● **Task requirements**:
In the listing that follows, how many lines contain the string "Terms"? Provide only the number.
+ + +
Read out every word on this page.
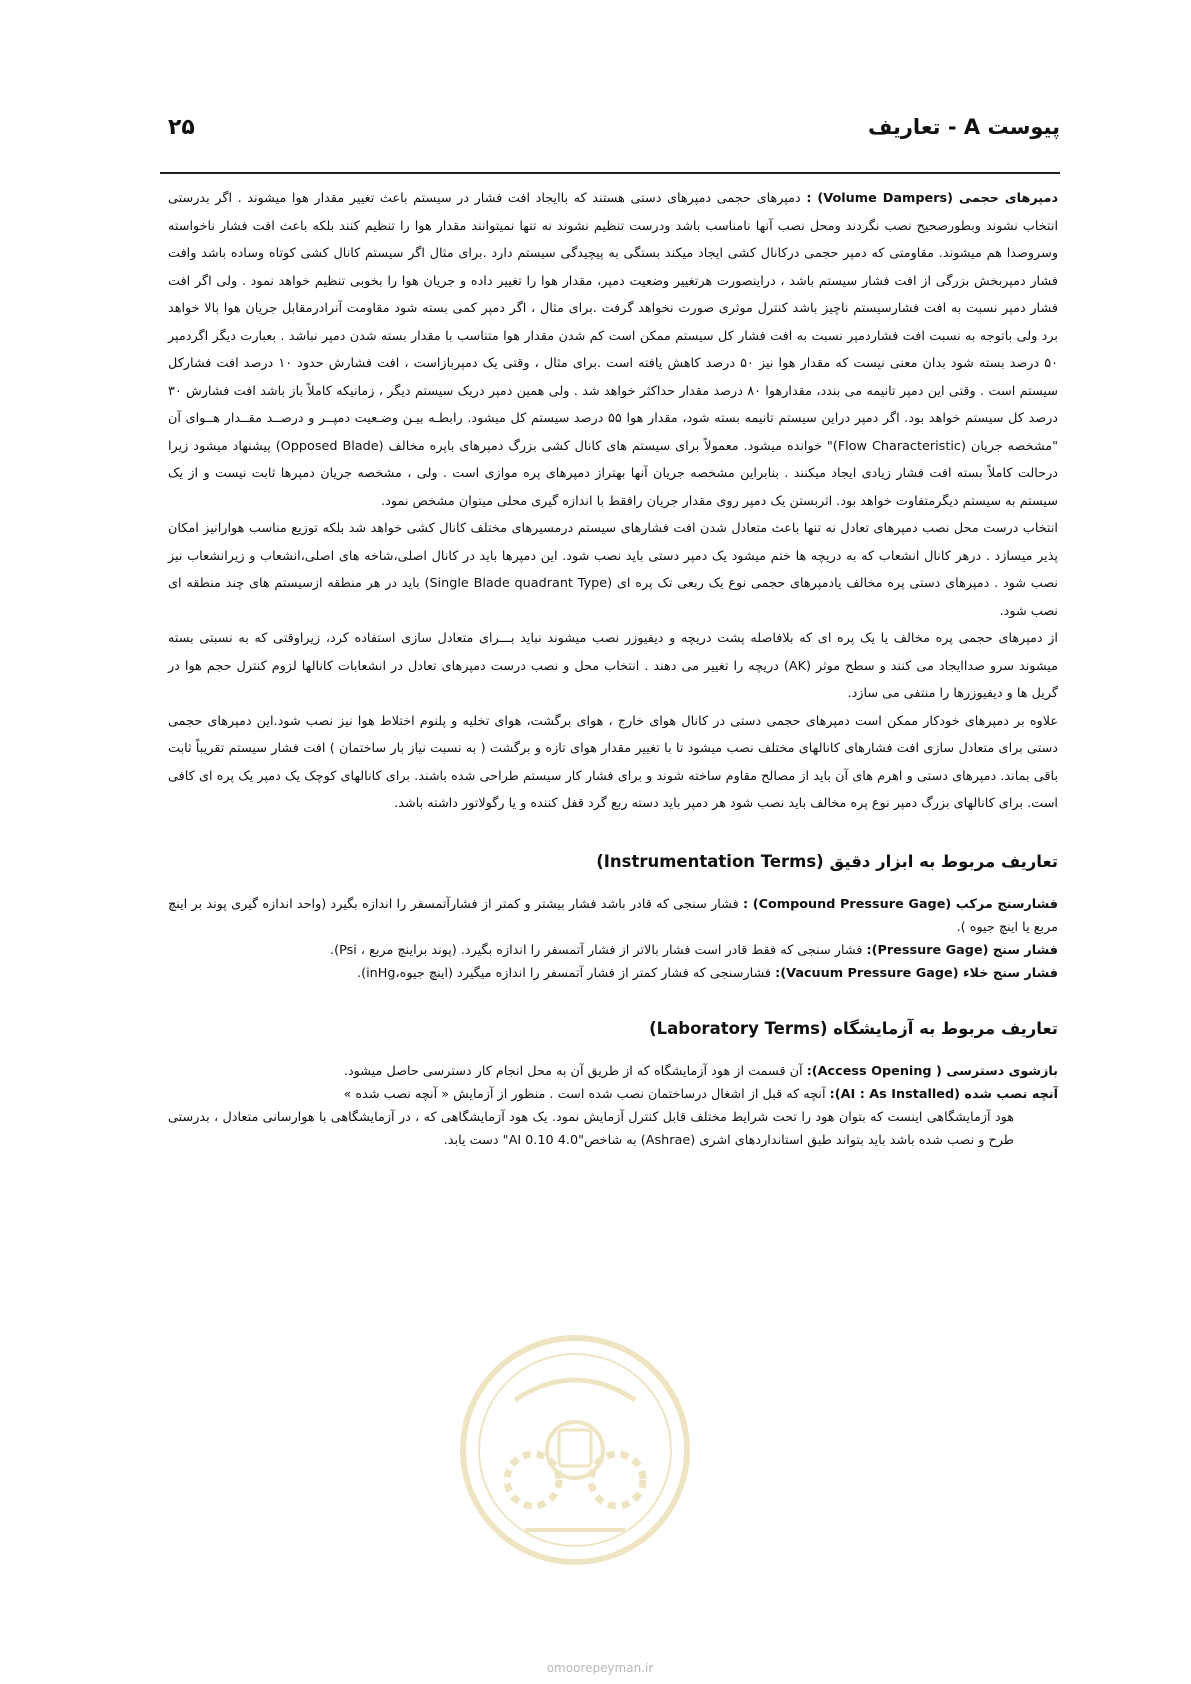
پیوست A - تعاریف
۲۵

دمپرهای حجمی (Volume Dampers) : دمپرهای حجمی دمپرهای دستی هستند که باایجاد افت فشار در سیستم باعث تغییر مقدار هوا میشوند . اگر بدرستی انتخاب نشوند وبطورصحیح نصب نگردند ومحل نصب آنها نامناسب باشد ودرست تنظیم نشوند نه تنها نمیتوانند مقدار هوا را تنظیم کنند بلکه باعث افت فشار ناخواسته وسروصدا هم میشوند. مقاومتی که دمپر حجمی درکانال کشی ایجاد میکند بستگی به پیچیدگی سیستم دارد .برای مثال اگر سیستم کانال کشی کوتاه وساده باشد وافت فشار دمپربخش بزرگی از افت فشار سیستم باشد ، دراینصورت هرتغییر وضعیت دمپر، مقدار هوا را تغییر داده و جریان هوا را بخوبی تنظیم خواهد نمود . ولی اگر افت فشار دمپر نسبت به افت فشارسیستم ناچیز باشد کنترل موثری صورت نخواهد گرفت .برای مثال ، اگر دمپر کمی بسته شود مقاومت آنرادرمقابل جریان هوا بالا خواهد برد ولی باتوجه به نسبت افت فشاردمپر نسبت به افت فشار کل سیستم ممکن است کم شدن مقدار هوا متناسب با مقدار بسته شدن دمپر نباشد . بعبارت دیگر اگردمپر ۵۰ درصد بسته شود بدان معنی نیست که مقدار هوا نیز ۵۰ درصد کاهش یافته است .برای مثال ، وقتی یک دمپربازاست ، افت فشارش حدود ۱۰ درصد افت فشارکل سیستم است . وقتی این دمپر تانیمه می بندد، مقدارهوا ۸۰ درصد مقدار حداکثر خواهد شد . ولی همین دمپر دریک سیستم دیگر ، زمانیکه کاملاً باز باشد افت فشارش ۳۰ درصد کل سیستم خواهد بود. اگر دمپر دراین سیستم تانیمه بسته شود، مقدار هوا ۵۵ درصد سیستم کل میشود. رابطـه بیـن وضـعیت دمپــر و درصــد مقــدار هــوای آن "مشخصه جریان (Flow Characteristic)" خوانده میشود. معمولاً برای سیستم های کانال کشی بزرگ دمپرهای باپره مخالف (Opposed Blade) پیشنهاد میشود زیرا درحالت کاملاً بسته افت فشار زیادی ایجاد میکنند . بنابراین مشخصه جریان آنها بهتراز دمپرهای پره موازی است . ولی ، مشخصه جریان دمپرها ثابت نیست و از یک سیستم به سیستم دیگرمتفاوت خواهد بود. اثربستن یک دمپر روی مقدار جریان رافقط با اندازه گیری محلی میتوان مشخص نمود.

انتخاب درست محل نصب دمپرهای تعادل نه تنها باعث متعادل شدن افت فشارهای سیستم درمسیرهای مختلف کانال کشی خواهد شد بلکه توزیع مناسب هوارانیز امکان پذیر میسازد . درهر کانال انشعاب که به دریچه ها ختم میشود یک دمپر دستی باید نصب شود. این دمپرها باید در کانال اصلی،شاخه های اصلی،انشعاب و زیرانشعاب نیز نصب شود . دمپرهای دستی پره مخالف یادمپرهای حجمی نوع یک ربعی تک پره ای (Single Blade quadrant Type) باید در هر منطقه ازسیستم های چند منطقه ای نصب شود.

از دمپرهای حجمی پره مخالف یا یک پره ای که بلافاصله پشت دریچه و دیفیوزر نصب میشوند نباید بـــرای متعادل سازی استفاده کرد، زیراوقتی که به نسبتی بسته میشوند سرو صداایجاد می کنند و سطح موثر (AK) دریچه را تغییر می دهند . انتخاب محل و نصب درست دمپرهای تعادل در انشعابات کانالها لزوم کنترل حجم هوا در گریل ها و دیفیوزرها را منتفی می سازد.

علاوه بر دمپرهای خودکار ممکن است دمپرهای حجمی دستی در کانال هوای خارج ، هوای برگشت، هوای تخلیه و پلنوم اختلاط هوا نیز نصب شود.این دمپرهای حجمی دستی برای متعادل سازی افت فشارهای کانالهای مختلف نصب میشود تا با تغییر مقدار هوای تازه و برگشت ( به نسبت نیاز بار ساختمان ) افت فشار سیستم تقریباً ثابت باقی بماند. دمپرهای دستی و اهرم های آن باید از مصالح مقاوم ساخته شوند و برای فشار کار سیستم طراحی شده باشند. برای کانالهای کوچک یک دمپر یک پره ای کافی است. برای کانالهای بزرگ دمپر نوع پره مخالف باید نصب شود هر دمپر باید دسته ربع گرد قفل کننده و یا رگولاتور داشته باشد.

تعاریف مربوط به ابزار دقیق (Instrumentation Terms)

فشارسنج مرکب (Compound Pressure Gage) : فشار سنجی که قادر باشد فشار بیشتر و کمتر از فشارآتمسفر را اندازه بگیرد (واحد اندازه گیری پوند بر اینچ مربع یا اینچ جیوه ).

فشار سنج (Pressure Gage): فشار سنجی که فقط قادر است فشار بالاتر از فشار آتمسفر را اندازه بگیرد. (پوند براینچ مربع ، Psi).

فشار سنج خلاء (Vacuum Pressure Gage): فشارسنجی که فشار کمتر از فشار آتمسفر را اندازه میگیرد (اینچ جیوه،inHg).

تعاریف مربوط به آزمایشگاه (Laboratory Terms)

بازشوی دسترسی ( Access Opening): آن قسمت از هود آزمایشگاه که از طریق آن به محل انجام کار دسترسی حاصل میشود.

آنچه نصب شده (AI : As Installed): آنچه که قبل از اشغال درساختمان نصب شده است . منظور از آزمایش « آنچه نصب شده »

هود آزمایشگاهی اینست که بتوان هود را تحت شرایط مختلف قابل کنترل آزمایش نمود. یک هود آزمایشگاهی که ، در آزمایشگاهی با هوارسانی متعادل ، بدرستی طرح و نصب شده باشد باید بتواند طبق استانداردهای اشری (Ashrae) به شاخص"4.0 AI 0.10" دست یابد.

omoorepeyman.ir
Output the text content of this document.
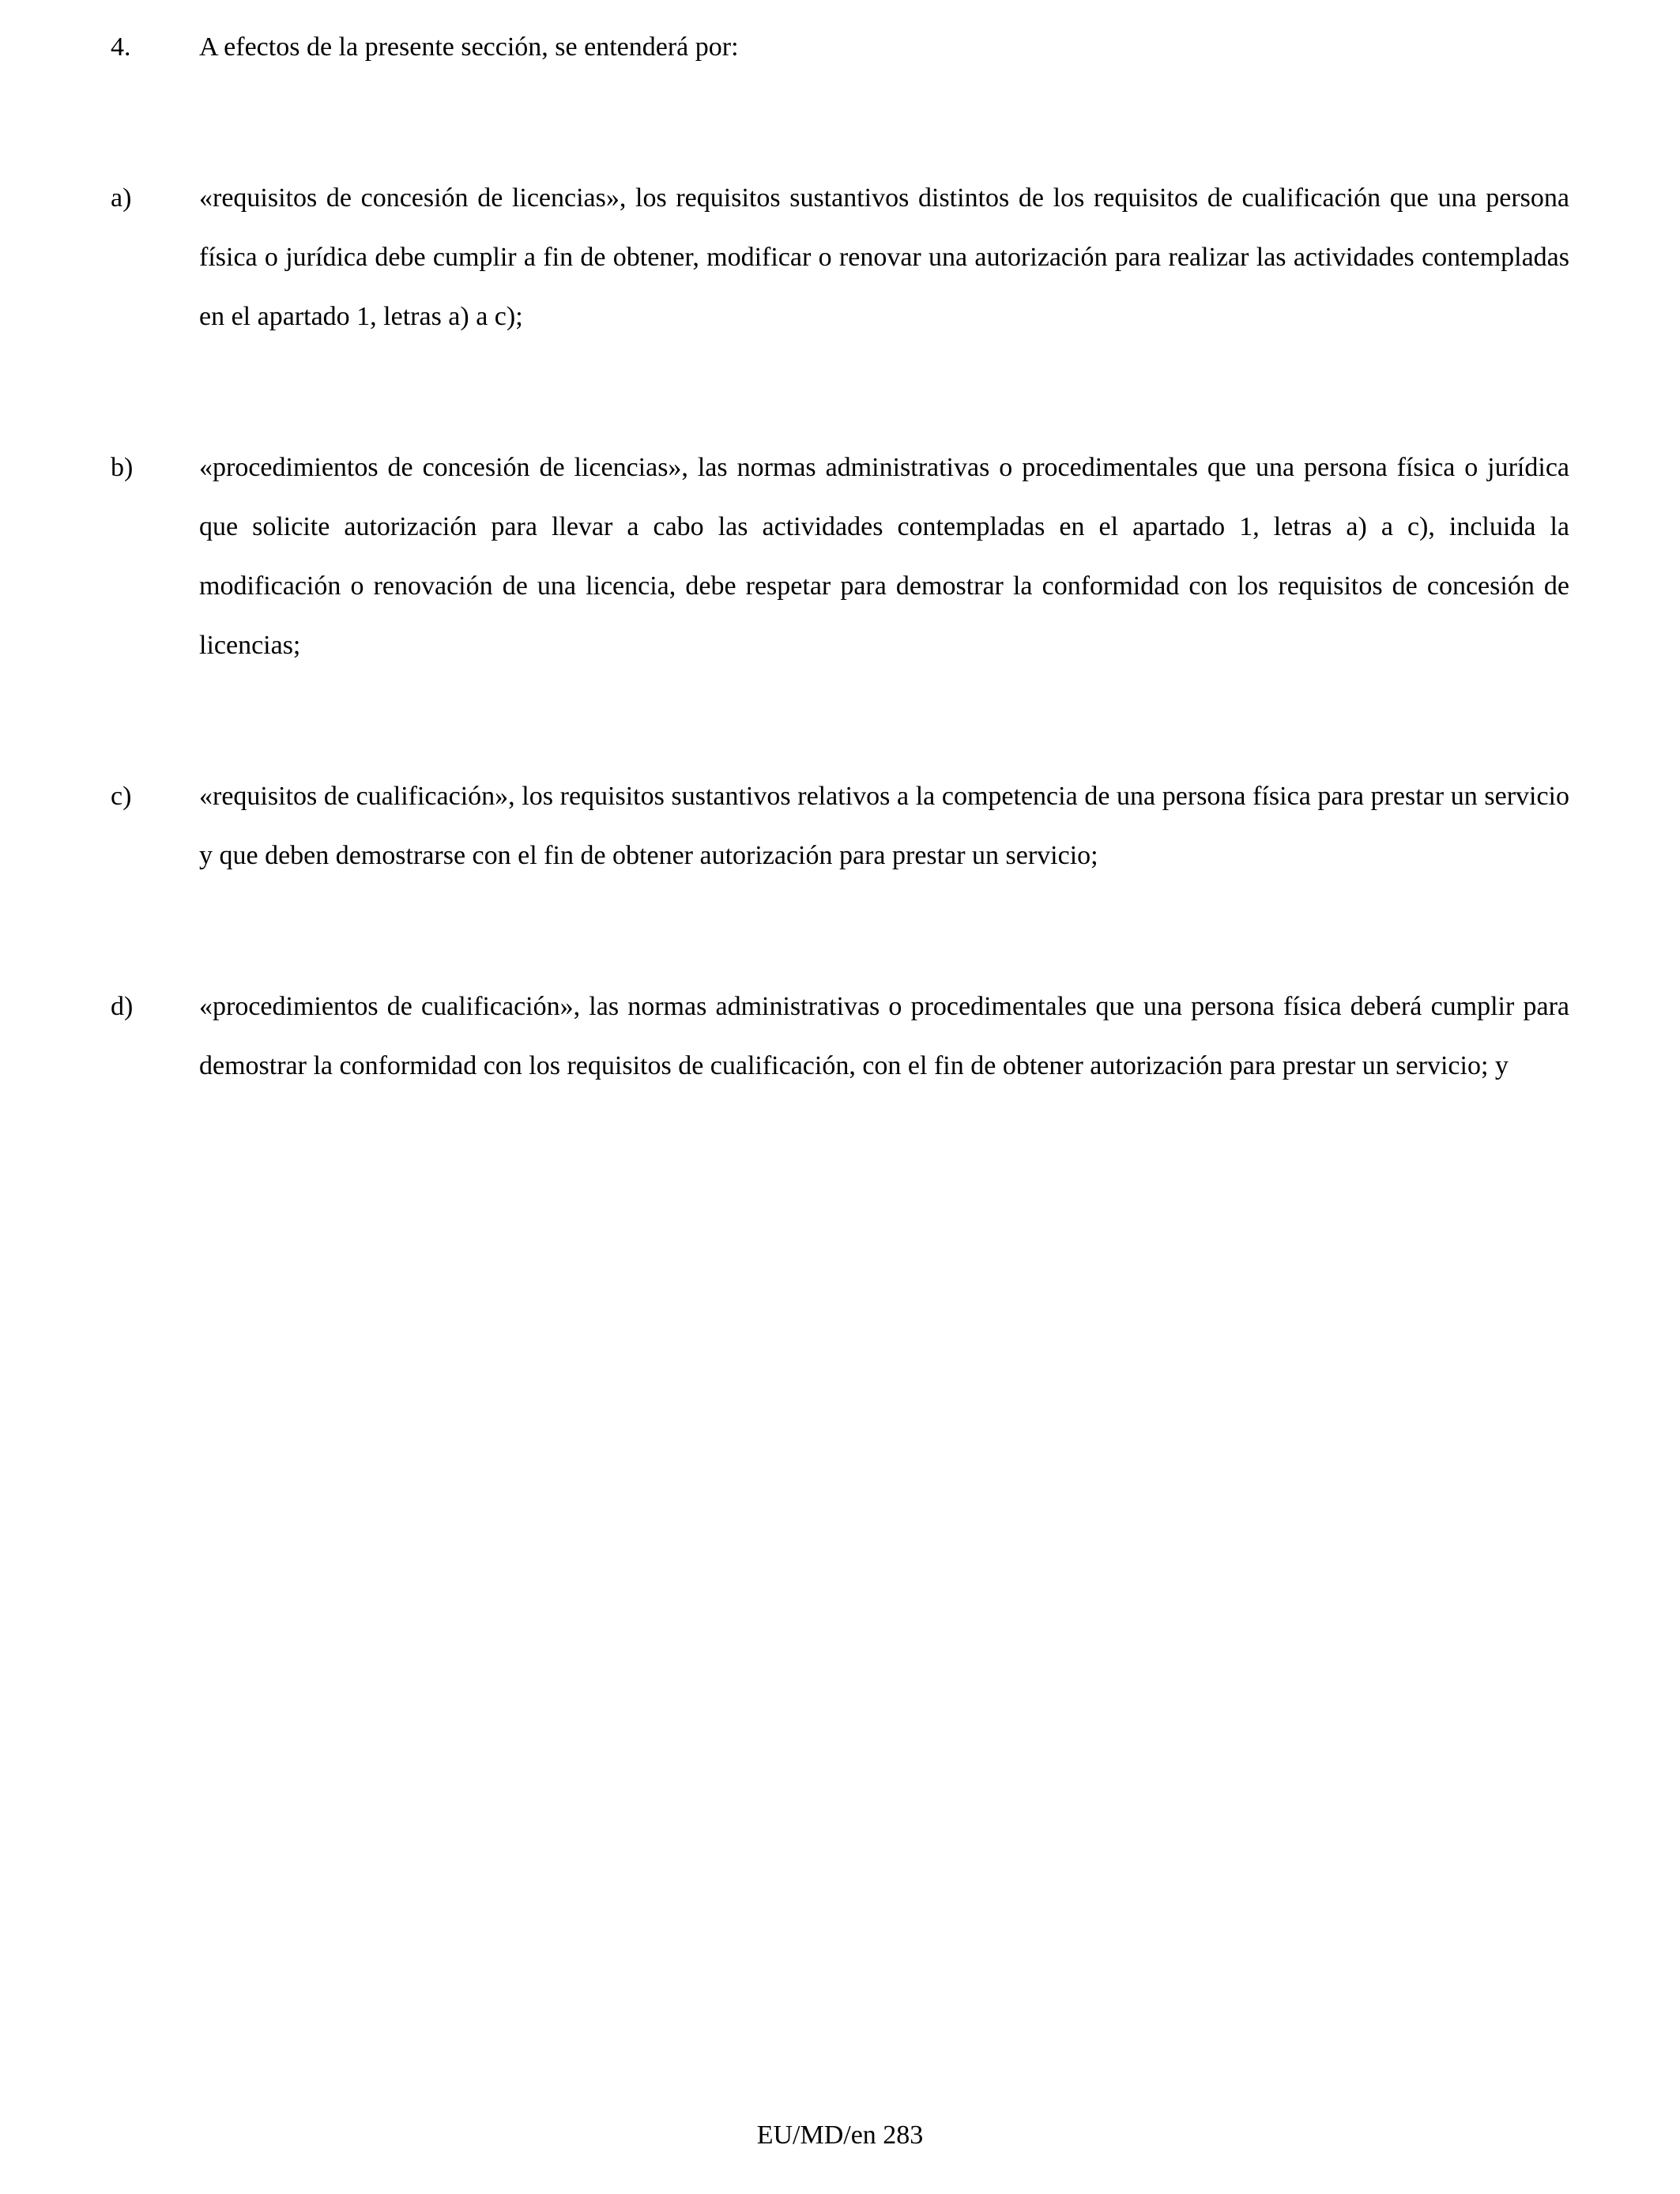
4.	A efectos de la presente sección, se entenderá por:
a)	«requisitos de concesión de licencias», los requisitos sustantivos distintos de los requisitos de cualificación que una persona física o jurídica debe cumplir a fin de obtener, modificar o renovar una autorización para realizar las actividades contempladas en el apartado 1, letras a) a c);
b)	«procedimientos de concesión de licencias», las normas administrativas o procedimentales que una persona física o jurídica que solicite autorización para llevar a cabo las actividades contempladas en el apartado 1, letras a) a c), incluida la modificación o renovación de una licencia, debe respetar para demostrar la conformidad con los requisitos de concesión de licencias;
c)	«requisitos de cualificación», los requisitos sustantivos relativos a la competencia de una persona física para prestar un servicio y que deben demostrarse con el fin de obtener autorización para prestar un servicio;
d)	«procedimientos de cualificación», las normas administrativas o procedimentales que una persona física deberá cumplir para demostrar la conformidad con los requisitos de cualificación, con el fin de obtener autorización para prestar un servicio; y
EU/MD/en 283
+ + +
● **Answer to the problem**:
2